# Material to process
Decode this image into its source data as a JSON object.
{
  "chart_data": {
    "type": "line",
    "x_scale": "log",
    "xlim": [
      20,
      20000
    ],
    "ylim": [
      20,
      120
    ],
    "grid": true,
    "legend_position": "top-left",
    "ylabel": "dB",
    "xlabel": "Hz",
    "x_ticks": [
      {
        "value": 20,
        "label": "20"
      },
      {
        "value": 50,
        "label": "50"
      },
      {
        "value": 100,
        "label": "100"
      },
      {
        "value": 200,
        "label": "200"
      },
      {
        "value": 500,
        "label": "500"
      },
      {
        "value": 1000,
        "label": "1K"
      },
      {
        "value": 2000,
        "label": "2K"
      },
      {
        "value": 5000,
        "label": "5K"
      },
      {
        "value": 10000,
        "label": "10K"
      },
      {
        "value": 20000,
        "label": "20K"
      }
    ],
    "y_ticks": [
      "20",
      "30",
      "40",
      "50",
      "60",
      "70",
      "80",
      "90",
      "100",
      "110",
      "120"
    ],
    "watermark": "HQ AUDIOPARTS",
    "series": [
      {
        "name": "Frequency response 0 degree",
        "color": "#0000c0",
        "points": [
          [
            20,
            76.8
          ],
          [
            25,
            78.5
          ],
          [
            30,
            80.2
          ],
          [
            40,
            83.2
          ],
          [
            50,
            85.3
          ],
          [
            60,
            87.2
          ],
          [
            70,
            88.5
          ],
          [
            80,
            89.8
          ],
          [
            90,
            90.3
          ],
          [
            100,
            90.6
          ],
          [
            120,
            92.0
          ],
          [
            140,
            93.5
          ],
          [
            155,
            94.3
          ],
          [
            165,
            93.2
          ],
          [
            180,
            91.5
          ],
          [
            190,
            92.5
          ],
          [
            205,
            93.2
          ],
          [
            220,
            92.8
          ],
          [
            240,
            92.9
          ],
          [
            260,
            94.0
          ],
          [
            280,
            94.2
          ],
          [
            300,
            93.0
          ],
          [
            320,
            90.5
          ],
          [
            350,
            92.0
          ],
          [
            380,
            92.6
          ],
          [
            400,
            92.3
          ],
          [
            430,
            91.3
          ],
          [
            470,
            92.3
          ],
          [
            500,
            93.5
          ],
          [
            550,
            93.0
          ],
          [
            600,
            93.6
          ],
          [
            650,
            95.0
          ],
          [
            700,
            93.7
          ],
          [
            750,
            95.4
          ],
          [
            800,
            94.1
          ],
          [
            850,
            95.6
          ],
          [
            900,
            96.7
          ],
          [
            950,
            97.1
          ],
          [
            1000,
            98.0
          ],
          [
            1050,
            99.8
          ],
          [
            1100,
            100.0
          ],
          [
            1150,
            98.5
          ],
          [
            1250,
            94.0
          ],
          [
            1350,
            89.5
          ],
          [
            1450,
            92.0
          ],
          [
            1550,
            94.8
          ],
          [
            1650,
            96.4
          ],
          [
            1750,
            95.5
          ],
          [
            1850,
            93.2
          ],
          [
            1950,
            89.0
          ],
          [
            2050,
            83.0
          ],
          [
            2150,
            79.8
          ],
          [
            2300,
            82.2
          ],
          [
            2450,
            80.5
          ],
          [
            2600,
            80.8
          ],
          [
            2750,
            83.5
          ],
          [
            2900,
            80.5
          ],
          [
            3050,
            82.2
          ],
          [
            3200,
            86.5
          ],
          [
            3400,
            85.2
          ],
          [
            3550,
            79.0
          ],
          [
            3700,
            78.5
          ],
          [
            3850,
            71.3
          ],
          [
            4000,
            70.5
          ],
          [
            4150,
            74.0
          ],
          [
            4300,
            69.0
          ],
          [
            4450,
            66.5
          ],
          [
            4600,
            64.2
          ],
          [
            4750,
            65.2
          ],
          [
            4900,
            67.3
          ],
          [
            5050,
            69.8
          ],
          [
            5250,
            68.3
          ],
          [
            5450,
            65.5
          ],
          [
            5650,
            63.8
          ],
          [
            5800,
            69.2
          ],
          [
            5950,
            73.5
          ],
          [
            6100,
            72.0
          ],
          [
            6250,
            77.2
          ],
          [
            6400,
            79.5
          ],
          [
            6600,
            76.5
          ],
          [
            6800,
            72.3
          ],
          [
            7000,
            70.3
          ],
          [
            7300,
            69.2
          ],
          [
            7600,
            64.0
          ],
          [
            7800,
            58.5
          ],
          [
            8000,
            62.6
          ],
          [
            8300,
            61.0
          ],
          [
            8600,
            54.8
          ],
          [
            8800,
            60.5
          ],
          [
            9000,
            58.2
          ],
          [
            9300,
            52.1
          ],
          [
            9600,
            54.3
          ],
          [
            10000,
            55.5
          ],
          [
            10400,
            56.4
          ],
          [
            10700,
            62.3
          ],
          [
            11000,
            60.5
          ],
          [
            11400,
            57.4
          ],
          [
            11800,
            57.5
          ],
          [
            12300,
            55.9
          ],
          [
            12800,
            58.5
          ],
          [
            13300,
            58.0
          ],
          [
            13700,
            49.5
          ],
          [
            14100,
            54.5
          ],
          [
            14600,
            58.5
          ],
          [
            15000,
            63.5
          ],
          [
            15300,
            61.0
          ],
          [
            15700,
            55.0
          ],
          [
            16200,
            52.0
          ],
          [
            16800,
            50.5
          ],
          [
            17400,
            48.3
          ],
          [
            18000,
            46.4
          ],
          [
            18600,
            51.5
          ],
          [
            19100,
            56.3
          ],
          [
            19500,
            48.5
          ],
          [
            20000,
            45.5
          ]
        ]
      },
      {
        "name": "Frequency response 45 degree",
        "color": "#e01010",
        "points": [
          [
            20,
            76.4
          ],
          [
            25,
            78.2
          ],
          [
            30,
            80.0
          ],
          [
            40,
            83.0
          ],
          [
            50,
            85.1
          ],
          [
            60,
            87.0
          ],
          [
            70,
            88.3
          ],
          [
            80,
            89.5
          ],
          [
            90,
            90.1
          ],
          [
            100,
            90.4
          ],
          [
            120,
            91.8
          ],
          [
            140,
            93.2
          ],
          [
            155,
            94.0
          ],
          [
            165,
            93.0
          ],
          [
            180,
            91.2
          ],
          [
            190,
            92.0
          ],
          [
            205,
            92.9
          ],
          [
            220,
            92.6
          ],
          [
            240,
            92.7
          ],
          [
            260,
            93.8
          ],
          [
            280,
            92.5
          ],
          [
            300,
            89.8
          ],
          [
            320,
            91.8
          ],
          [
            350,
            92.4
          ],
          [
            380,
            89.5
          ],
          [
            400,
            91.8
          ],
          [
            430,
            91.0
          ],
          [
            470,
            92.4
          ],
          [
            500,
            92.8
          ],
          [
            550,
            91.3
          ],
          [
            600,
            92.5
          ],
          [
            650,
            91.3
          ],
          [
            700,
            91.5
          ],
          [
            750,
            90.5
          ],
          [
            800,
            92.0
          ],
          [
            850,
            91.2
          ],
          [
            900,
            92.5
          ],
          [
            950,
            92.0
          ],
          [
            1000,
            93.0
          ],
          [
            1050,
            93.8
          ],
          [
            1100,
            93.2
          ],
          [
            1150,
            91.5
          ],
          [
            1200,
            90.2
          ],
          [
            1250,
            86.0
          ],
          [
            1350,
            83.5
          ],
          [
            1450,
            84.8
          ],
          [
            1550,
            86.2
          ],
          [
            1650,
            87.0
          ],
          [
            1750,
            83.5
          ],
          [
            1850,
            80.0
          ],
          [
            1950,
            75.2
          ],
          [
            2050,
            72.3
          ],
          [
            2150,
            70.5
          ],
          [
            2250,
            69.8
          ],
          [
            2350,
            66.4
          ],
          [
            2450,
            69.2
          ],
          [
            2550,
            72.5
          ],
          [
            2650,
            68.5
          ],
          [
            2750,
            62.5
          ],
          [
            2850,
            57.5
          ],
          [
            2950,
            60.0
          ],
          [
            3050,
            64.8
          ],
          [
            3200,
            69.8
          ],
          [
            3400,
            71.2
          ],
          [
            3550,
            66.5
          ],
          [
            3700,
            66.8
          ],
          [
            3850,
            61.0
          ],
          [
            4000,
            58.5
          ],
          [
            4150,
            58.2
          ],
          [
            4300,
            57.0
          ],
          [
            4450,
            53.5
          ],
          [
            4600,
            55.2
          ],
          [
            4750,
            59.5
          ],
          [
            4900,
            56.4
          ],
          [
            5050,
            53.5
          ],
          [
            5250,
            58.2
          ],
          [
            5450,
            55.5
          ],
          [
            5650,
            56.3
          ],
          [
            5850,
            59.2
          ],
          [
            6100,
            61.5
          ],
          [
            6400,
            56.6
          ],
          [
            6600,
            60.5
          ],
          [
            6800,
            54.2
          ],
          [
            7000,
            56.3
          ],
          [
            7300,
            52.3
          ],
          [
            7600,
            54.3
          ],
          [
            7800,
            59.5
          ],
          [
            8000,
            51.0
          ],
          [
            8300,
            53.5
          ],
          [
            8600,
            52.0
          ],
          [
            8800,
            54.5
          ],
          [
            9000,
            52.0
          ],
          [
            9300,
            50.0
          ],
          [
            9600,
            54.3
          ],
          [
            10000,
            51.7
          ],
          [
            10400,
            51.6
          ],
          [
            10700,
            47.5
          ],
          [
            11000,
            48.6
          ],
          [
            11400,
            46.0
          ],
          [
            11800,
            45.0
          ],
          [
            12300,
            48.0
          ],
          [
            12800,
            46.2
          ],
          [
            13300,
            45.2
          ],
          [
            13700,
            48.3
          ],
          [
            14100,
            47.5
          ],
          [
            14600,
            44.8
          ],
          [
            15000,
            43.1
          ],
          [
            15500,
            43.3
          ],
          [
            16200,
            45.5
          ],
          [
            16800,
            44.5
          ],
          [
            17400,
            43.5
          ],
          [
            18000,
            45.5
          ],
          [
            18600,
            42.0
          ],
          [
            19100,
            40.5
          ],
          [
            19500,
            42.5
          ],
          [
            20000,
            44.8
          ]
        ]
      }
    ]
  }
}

# Problem description
Copy every line in the records above that contains the word "value".

# Reply
        "value": 20,
        "value": 50,
        "value": 100,
        "value": 200,
        "value": 500,
        "value": 1000,
        "value": 2000,
        "value": 5000,
        "value": 10000,
        "value": 20000,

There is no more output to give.